• _STATED TASK_
Copy each line containing the word "this" from the records that follow, please.

>>>>

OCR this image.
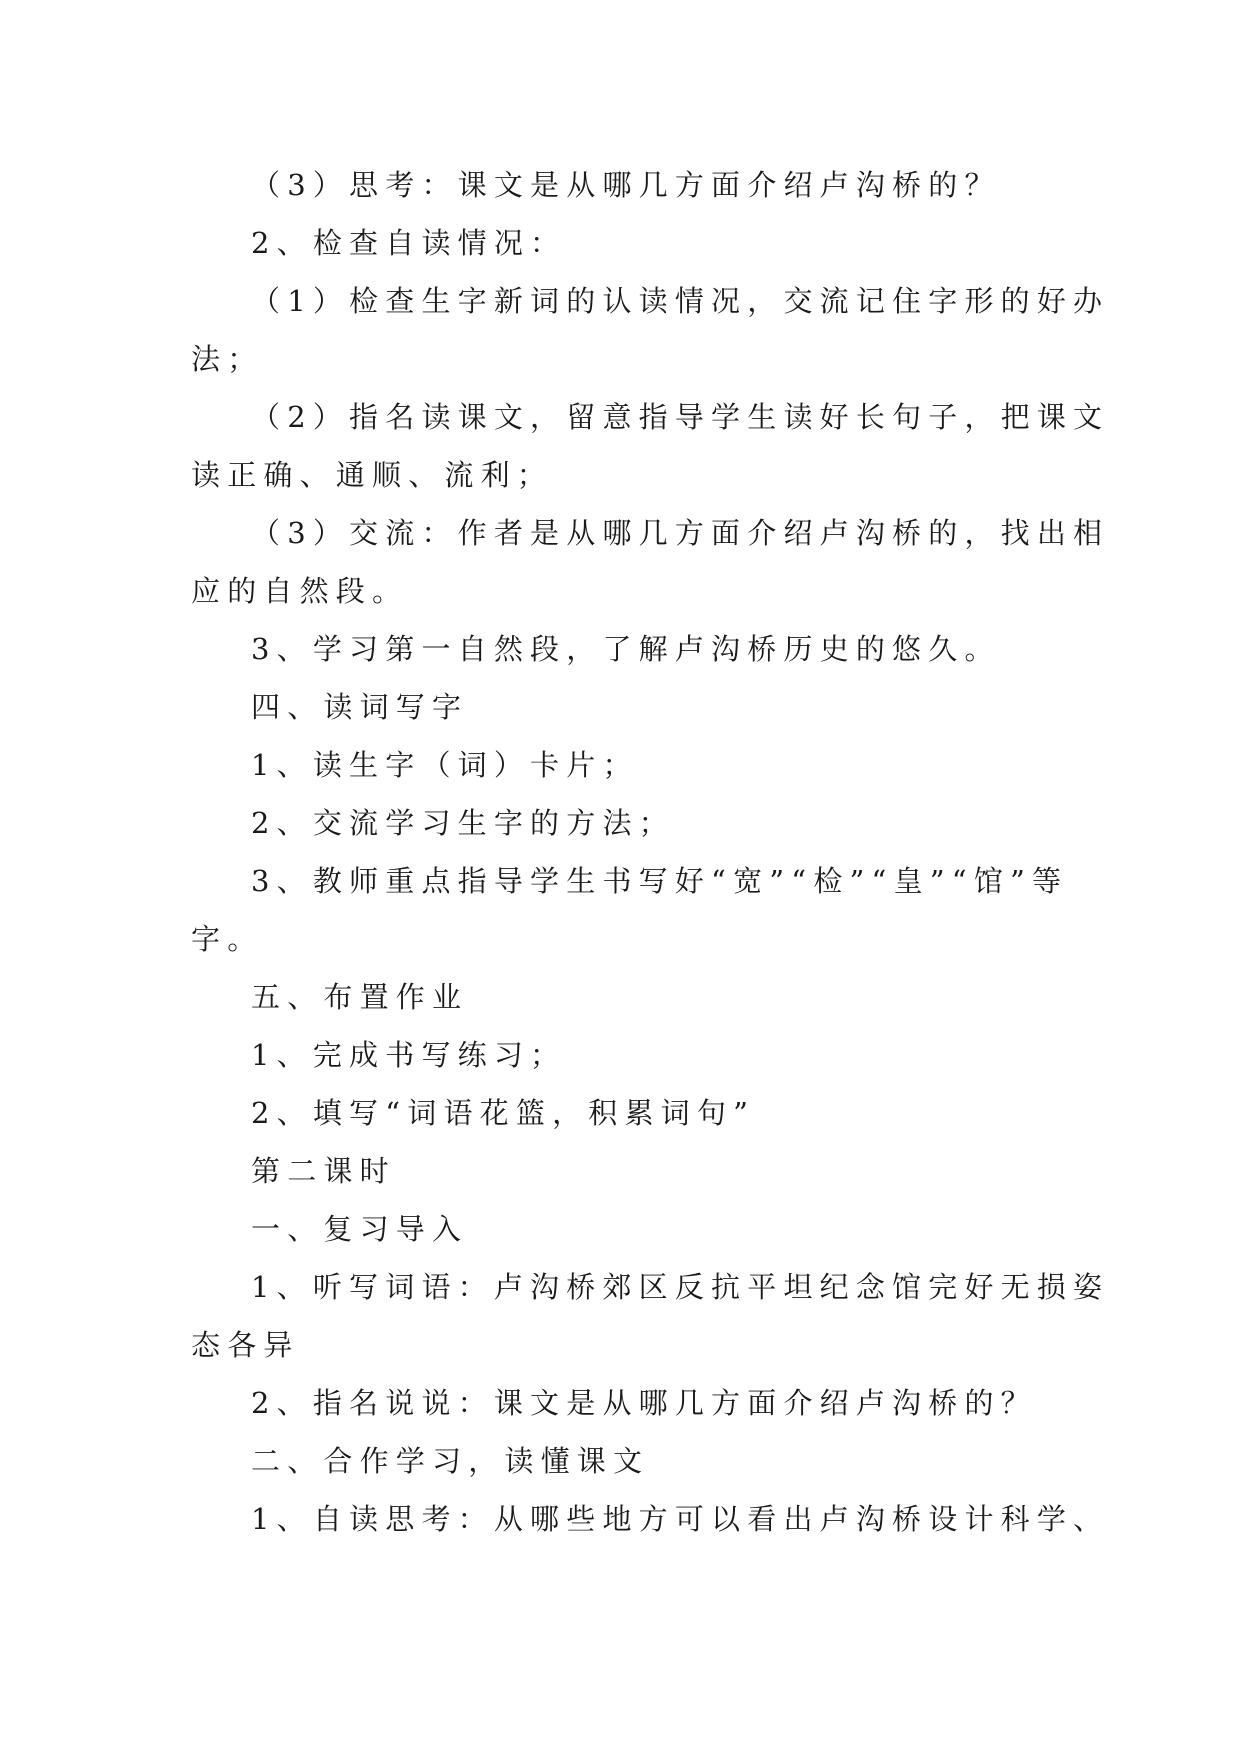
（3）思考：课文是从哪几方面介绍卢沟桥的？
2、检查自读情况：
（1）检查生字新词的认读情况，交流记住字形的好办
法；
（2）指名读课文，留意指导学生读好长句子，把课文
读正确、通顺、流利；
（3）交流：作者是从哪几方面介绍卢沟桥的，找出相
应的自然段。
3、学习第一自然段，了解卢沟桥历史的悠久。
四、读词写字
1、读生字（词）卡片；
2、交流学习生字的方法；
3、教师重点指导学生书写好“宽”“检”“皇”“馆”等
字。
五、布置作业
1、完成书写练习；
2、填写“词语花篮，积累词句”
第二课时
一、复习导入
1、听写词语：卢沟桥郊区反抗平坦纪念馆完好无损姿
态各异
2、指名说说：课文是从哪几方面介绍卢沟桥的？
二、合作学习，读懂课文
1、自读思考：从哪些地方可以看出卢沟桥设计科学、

<<<<
>>>>

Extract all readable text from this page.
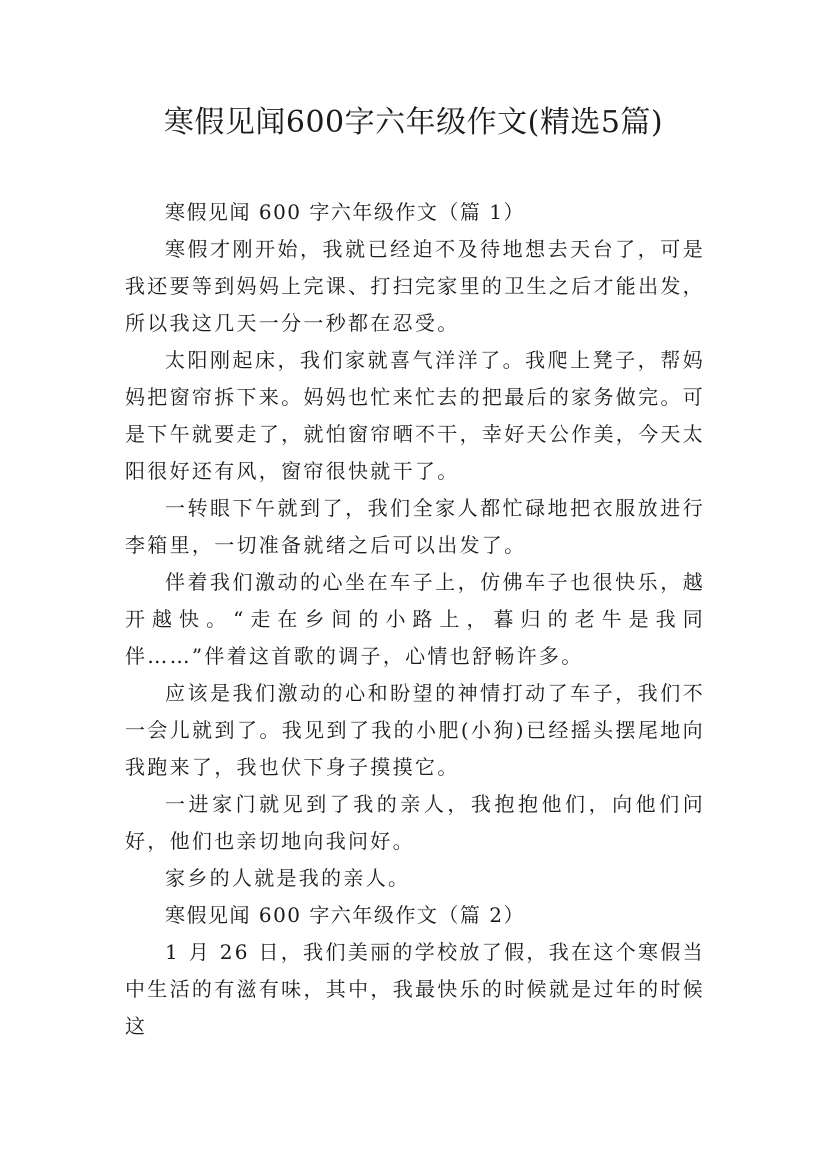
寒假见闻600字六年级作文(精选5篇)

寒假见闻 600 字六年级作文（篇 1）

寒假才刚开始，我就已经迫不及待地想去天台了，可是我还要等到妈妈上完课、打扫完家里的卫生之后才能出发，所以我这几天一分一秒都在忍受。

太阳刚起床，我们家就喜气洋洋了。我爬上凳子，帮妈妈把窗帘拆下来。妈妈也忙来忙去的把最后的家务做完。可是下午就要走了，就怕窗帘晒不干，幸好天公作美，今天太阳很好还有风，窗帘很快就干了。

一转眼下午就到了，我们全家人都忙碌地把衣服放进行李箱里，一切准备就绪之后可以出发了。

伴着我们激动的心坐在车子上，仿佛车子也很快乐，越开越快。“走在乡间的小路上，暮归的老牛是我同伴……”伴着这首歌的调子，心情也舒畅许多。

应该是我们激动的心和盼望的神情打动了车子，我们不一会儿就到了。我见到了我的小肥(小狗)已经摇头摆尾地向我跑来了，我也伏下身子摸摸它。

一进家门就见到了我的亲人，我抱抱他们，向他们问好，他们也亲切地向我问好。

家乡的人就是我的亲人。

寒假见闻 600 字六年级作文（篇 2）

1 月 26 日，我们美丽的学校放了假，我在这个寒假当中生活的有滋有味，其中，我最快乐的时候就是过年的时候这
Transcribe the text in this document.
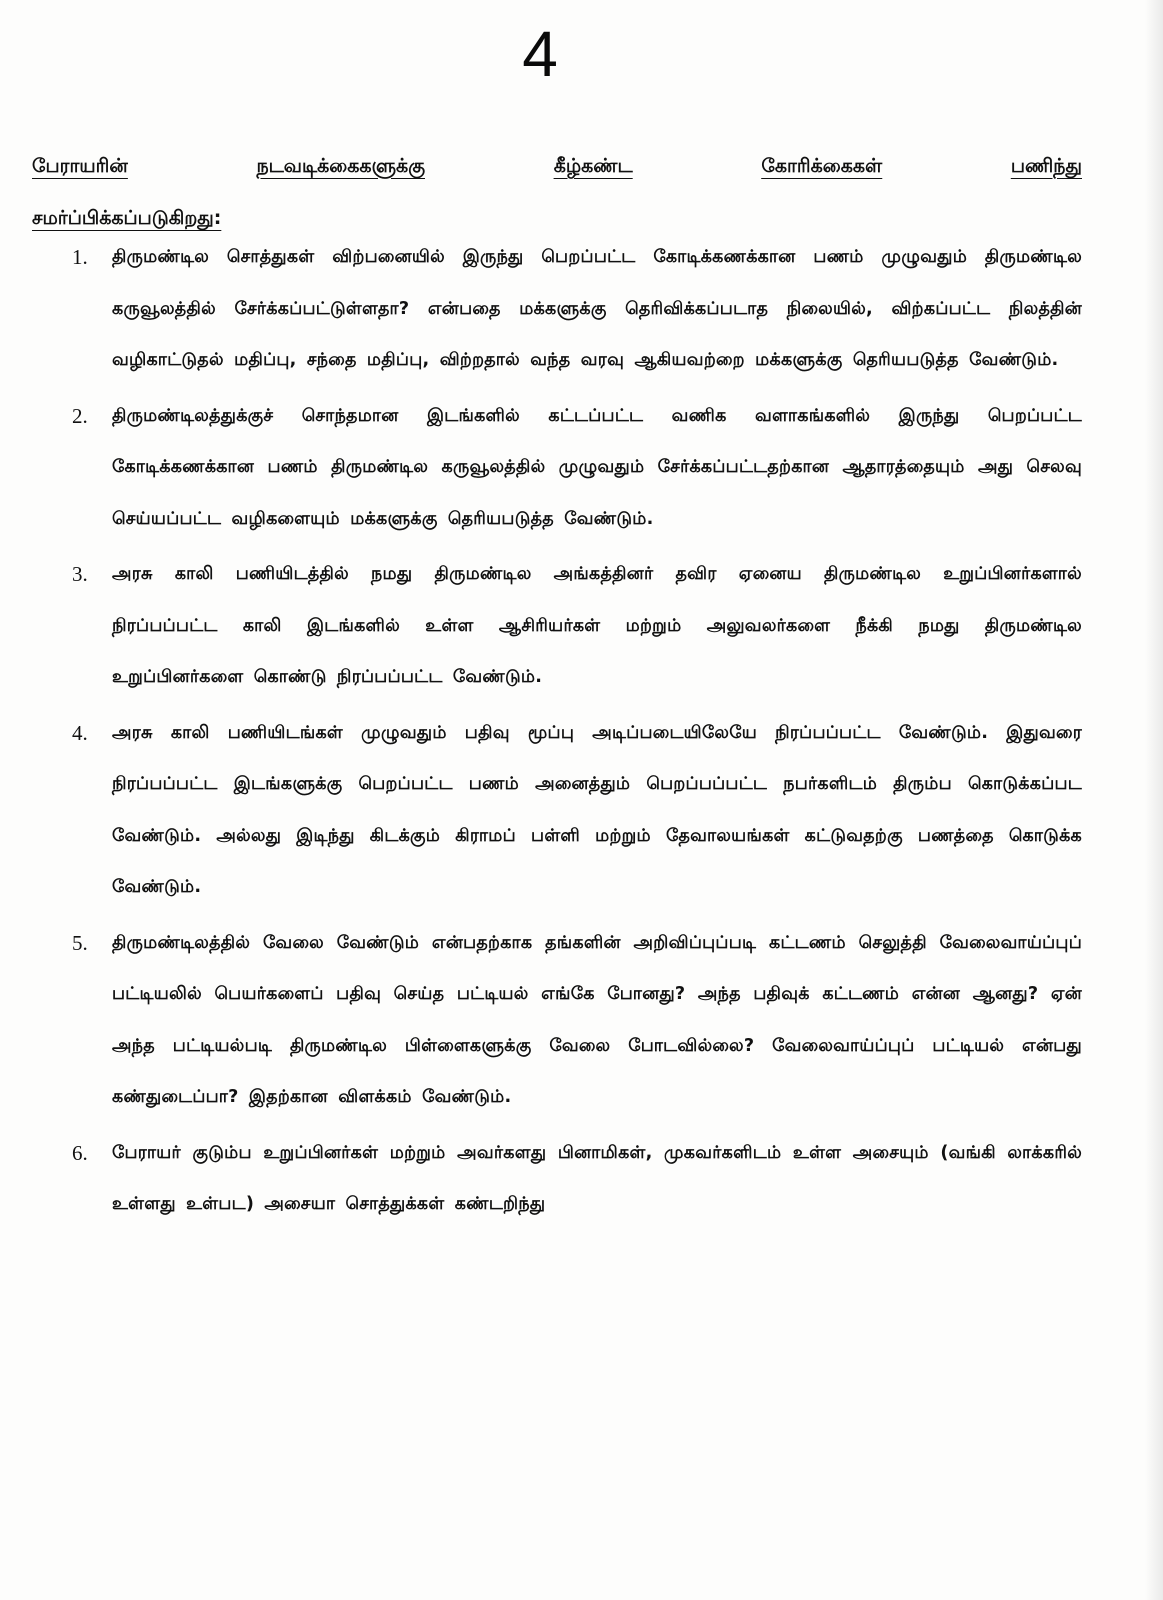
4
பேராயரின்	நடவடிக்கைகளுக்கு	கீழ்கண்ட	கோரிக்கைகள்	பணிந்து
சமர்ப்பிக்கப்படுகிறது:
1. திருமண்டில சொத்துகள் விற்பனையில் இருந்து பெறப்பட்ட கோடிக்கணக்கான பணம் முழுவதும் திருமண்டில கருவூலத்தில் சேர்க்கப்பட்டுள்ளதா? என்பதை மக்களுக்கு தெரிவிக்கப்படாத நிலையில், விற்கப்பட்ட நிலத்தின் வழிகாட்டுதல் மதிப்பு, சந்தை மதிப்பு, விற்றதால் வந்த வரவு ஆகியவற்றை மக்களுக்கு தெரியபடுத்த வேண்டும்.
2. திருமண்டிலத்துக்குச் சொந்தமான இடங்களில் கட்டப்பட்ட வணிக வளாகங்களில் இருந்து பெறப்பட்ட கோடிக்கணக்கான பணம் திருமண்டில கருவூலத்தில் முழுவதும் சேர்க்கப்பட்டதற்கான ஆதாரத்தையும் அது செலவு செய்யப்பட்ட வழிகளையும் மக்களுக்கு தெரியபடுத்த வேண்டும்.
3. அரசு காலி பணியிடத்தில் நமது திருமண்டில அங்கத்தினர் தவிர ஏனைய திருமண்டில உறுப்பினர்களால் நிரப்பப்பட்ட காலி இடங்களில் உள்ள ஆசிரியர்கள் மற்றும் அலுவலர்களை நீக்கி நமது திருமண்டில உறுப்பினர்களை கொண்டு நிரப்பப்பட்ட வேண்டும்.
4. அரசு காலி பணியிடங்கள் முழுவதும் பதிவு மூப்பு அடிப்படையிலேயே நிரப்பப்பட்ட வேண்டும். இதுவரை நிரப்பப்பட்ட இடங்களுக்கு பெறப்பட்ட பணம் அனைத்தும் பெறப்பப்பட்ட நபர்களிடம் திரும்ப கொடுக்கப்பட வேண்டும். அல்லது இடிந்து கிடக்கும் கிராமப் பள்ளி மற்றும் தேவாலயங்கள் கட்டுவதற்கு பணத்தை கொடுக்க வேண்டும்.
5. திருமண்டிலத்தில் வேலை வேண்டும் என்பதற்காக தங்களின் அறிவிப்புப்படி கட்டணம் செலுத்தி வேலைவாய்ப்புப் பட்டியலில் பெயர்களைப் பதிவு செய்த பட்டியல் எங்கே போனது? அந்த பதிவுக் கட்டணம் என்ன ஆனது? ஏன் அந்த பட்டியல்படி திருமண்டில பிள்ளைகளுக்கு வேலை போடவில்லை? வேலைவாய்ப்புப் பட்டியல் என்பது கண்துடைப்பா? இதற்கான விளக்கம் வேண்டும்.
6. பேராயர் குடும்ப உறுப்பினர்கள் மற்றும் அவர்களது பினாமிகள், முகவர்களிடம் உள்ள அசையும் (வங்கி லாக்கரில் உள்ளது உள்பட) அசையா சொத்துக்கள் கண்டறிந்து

<<<<

• _SOLUTION TO THE PROBLEM_
OCR this image.
Extract all readable text from this page.
Transcribe the text in this document.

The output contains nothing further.